--- THE REQUEST ---
Copy out all lines that hold "Market".

--- STORED ROWS ---
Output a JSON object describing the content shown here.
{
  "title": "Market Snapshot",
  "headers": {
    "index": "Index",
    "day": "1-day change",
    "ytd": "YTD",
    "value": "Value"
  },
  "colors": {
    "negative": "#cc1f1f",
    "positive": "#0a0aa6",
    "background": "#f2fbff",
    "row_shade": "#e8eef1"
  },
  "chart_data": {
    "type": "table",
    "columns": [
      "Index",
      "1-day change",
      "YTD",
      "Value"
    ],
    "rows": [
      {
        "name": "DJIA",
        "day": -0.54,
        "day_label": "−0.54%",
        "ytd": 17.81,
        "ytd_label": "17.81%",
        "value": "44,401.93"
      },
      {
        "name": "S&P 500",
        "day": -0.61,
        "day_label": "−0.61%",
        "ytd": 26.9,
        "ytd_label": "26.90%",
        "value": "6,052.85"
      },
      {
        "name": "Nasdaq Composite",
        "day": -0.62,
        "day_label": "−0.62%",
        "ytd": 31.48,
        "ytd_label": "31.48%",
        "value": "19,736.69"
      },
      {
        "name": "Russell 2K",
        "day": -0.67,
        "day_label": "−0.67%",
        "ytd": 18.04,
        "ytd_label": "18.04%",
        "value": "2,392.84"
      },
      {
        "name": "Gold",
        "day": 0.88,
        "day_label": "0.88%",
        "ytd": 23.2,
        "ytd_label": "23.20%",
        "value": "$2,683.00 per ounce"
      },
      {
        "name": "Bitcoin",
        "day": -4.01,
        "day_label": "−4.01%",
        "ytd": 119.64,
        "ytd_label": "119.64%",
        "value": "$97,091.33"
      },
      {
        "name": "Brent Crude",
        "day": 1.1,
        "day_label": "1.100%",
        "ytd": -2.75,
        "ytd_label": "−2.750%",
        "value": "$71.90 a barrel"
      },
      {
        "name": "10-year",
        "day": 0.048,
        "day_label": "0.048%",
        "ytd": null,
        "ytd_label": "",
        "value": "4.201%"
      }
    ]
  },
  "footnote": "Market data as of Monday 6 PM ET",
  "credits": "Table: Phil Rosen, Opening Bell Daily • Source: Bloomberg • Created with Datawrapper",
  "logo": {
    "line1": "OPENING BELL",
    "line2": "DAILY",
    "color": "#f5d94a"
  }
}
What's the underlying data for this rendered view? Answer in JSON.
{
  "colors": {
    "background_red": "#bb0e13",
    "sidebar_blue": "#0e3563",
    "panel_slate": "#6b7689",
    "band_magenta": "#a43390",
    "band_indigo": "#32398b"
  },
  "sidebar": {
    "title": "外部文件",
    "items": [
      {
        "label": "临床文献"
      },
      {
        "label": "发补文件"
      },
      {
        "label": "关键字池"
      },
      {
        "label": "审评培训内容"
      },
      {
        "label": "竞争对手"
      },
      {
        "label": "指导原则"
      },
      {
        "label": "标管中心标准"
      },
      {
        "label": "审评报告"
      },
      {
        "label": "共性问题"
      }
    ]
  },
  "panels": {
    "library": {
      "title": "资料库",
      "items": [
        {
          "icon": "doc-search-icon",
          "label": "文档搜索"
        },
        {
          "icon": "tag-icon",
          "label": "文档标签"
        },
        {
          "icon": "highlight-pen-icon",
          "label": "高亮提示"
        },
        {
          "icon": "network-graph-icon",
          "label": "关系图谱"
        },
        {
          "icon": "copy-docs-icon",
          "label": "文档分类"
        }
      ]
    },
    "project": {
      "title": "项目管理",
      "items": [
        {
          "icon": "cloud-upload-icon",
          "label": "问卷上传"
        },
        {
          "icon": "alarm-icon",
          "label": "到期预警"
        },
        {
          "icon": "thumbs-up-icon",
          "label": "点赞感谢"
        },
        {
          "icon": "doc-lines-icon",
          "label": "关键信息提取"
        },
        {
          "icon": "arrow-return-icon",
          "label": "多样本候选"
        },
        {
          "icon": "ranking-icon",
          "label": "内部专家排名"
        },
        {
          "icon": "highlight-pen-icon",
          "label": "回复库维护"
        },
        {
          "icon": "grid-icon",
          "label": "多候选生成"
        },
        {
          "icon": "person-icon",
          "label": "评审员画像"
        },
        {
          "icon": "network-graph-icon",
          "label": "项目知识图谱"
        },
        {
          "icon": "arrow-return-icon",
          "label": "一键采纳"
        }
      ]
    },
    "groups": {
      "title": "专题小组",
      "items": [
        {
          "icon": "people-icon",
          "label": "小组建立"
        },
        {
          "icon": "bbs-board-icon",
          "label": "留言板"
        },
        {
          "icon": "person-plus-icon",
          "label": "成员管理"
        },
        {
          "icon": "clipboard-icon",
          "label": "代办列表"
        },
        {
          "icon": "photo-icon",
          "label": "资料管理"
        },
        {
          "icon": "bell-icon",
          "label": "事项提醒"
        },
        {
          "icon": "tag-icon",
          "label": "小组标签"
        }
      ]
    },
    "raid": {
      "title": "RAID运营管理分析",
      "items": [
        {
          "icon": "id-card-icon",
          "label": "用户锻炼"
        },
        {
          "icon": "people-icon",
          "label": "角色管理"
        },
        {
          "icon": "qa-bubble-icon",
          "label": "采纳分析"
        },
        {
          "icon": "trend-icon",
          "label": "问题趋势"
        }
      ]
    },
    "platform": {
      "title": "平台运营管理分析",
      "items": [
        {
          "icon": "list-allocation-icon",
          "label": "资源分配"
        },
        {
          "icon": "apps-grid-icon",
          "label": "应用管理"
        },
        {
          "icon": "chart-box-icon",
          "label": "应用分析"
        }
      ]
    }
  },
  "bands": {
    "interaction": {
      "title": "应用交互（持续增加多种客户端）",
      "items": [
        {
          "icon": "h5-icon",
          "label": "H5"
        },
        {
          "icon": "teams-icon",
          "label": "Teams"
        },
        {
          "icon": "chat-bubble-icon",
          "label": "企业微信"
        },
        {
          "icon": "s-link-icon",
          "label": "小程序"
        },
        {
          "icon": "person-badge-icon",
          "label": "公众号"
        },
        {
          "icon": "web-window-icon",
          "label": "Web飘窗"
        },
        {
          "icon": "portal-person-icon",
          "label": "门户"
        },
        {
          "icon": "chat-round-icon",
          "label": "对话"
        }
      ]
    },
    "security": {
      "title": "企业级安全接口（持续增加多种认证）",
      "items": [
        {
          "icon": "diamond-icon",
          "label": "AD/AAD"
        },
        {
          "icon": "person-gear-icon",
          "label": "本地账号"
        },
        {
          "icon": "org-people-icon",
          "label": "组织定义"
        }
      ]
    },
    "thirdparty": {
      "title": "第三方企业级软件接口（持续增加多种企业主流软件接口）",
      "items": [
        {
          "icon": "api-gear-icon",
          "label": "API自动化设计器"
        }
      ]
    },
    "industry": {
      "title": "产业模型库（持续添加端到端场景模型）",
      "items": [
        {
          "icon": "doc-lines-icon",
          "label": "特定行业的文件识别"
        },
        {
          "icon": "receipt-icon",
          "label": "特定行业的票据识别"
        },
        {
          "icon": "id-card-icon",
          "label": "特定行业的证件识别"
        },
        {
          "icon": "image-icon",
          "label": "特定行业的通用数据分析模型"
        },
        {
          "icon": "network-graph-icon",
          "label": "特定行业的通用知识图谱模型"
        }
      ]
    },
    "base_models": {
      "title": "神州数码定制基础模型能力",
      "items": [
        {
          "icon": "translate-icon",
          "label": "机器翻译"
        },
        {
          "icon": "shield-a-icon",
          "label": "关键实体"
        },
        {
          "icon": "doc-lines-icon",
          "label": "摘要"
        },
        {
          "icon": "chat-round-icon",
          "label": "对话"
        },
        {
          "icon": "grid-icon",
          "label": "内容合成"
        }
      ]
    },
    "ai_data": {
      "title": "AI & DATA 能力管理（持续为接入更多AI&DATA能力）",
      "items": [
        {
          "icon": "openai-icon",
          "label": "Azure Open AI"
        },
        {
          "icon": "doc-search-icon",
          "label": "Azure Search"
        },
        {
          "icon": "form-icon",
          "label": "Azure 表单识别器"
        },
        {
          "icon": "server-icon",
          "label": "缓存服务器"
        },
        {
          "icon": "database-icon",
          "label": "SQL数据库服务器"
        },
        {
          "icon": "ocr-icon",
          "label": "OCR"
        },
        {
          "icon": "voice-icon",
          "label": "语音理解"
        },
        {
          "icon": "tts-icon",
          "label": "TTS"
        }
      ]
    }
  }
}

--- ANSWER BELOW ---
  "title": "Market Snapshot",
  "footnote": "Market data as of Monday 6 PM ET",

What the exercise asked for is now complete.